SOURCE TEXT:
- - - -
I don't want my directories to be messed with. Some ancient mp3 files have 
horribly wrong metadata, and I don't want them to be all over the place.


> The only place it breaks down is when it doesn't have the info it
> needs to put these things together.

Right.

> I don't believe you can get a whole lot more transparent than that.

You could be asked which way you want it. There is no easy way to customize 
the style. BTW, for albums I prefer the directory and file naming that you 
described to be iTunes' default. For singles and songs, that I have without 
the album, I prefer a different naming.

> But I have better things to do with my time than manually organize the
> music.

Like writing on the LEM G-List?

> Again, this is a matter of personal taste: You enjoy messing about
> with having to manually mange your files. I don't. Some people love
> gardening, I consider yardwork a chore.

It is more a matter of how big your library already is and how the files taged 
(metadata).
It is a matter of which programs you used before and if you are used and 
learned to love a different philosophy.
- - - -
STORED DATA:
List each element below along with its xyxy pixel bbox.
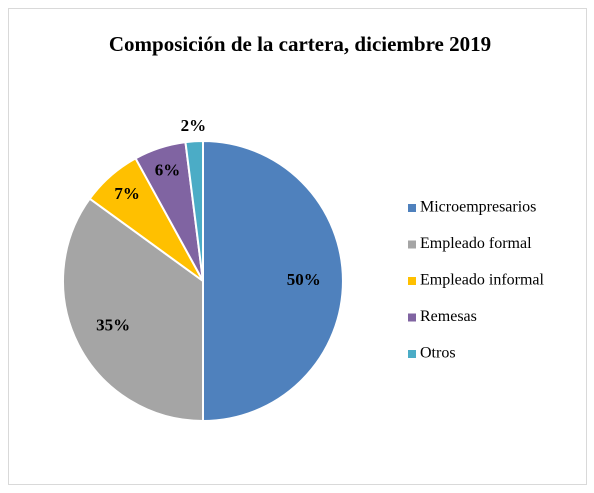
- - - -
WHAT TO WORK ON:
[1] Rewrite the passage of the reply about organizing music files that begins at "Like writing on" and ends after "yardwork a chore.", changing "gardening" to "cooking".
[2] In its final paragraph, the reply about organizing music files names what the matter depends on. List every such factor.
[3] Summarize the reply about organizing music files in two sentences.

ANSWERS FOR THE EXERCISE:
[1]
Like writing on the LEM G-List?

> Again, this is a matter of personal taste: You enjoy messing about
> with having to manually mange your files. I don't. Some people love
> cooking, I consider yardwork a chore.

[2]
- How big your library already is
- How the files are tagged (their metadata)
- Which programs you used before
- Whether you are used to and have learned to love a different philosophy

[3] The writer does not want directories rearranged automatically, because some ancient mp3 files have horribly wrong metadata. The writer would prefer to be asked how things should be arranged and argues that the choice depends less on personal taste than on library size, how files are tagged, and which programs and philosophy one is used to.